■ Directions ■
Each line that holds the word "this" counts once; give the total number of such lines and nothing else.

[Extracted data entries]
----------------

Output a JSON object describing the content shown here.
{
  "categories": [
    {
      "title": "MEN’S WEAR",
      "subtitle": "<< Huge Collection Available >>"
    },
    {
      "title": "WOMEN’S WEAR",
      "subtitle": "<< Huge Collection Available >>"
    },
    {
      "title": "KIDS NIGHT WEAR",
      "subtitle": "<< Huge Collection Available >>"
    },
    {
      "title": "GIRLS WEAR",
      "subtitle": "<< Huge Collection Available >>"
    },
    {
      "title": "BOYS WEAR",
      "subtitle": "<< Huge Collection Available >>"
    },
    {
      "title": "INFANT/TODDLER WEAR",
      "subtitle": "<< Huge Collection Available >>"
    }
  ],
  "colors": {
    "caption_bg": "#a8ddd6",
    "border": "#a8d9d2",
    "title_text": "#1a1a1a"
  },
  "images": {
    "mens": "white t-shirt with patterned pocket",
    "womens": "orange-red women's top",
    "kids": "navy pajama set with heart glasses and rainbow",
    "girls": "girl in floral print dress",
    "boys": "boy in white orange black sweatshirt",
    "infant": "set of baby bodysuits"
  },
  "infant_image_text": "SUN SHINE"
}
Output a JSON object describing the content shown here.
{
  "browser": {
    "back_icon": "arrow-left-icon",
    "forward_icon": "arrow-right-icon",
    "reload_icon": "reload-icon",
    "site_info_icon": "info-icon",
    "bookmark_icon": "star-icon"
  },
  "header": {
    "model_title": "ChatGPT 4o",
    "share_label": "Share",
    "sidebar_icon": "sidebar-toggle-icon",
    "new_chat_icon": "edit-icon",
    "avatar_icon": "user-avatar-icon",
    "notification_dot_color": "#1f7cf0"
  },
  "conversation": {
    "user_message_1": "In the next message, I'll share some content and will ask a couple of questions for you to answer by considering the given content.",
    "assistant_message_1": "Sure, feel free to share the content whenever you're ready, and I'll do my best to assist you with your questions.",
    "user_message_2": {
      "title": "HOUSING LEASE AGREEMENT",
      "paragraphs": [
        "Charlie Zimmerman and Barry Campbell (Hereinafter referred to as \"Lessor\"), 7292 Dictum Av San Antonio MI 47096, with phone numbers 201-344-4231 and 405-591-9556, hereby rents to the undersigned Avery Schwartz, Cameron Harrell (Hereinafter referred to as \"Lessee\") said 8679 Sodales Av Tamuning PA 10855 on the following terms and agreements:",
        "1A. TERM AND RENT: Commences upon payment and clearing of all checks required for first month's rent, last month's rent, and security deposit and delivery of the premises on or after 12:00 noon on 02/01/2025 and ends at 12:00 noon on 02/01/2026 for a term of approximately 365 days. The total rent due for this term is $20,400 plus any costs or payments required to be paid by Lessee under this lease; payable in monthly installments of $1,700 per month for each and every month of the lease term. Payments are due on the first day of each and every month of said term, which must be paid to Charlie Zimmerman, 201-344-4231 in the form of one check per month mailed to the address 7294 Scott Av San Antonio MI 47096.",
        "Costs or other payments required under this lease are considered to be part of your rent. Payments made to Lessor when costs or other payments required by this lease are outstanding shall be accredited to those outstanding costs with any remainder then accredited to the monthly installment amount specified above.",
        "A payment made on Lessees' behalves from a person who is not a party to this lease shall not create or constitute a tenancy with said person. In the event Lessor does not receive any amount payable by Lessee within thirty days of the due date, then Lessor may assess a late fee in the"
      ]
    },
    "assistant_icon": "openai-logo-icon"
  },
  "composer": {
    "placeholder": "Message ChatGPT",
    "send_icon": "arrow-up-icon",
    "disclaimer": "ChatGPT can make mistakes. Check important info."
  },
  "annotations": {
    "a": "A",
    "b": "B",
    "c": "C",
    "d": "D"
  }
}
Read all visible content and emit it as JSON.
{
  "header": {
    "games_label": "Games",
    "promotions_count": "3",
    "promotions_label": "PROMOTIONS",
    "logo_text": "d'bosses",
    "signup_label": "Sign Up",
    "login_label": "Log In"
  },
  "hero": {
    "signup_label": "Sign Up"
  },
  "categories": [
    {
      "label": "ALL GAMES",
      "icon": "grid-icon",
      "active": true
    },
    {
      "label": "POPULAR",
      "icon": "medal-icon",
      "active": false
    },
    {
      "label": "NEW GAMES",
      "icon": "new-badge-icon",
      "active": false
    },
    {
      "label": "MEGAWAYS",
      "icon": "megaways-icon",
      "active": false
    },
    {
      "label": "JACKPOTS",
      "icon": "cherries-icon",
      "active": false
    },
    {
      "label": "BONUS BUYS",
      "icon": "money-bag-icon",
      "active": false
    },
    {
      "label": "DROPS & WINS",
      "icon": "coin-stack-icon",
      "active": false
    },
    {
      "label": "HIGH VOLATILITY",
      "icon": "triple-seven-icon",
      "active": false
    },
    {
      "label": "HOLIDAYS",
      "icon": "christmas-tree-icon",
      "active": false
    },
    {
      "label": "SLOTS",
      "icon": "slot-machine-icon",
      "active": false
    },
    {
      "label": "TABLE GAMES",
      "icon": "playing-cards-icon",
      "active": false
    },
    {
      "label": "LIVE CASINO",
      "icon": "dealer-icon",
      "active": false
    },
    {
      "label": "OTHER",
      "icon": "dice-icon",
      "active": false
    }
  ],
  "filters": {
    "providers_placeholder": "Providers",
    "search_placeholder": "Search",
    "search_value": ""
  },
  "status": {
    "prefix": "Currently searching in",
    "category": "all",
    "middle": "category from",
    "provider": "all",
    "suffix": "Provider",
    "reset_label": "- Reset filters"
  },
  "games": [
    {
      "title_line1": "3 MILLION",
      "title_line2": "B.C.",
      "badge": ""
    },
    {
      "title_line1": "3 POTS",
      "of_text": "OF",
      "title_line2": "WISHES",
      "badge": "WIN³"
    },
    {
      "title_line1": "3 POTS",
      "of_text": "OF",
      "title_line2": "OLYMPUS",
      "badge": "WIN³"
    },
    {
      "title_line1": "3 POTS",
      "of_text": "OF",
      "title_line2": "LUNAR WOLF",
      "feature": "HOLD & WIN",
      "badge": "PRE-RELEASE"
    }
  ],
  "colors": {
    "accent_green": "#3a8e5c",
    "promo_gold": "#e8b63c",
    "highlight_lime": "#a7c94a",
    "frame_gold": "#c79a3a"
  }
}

----------------

■ Result of the exercise ■
3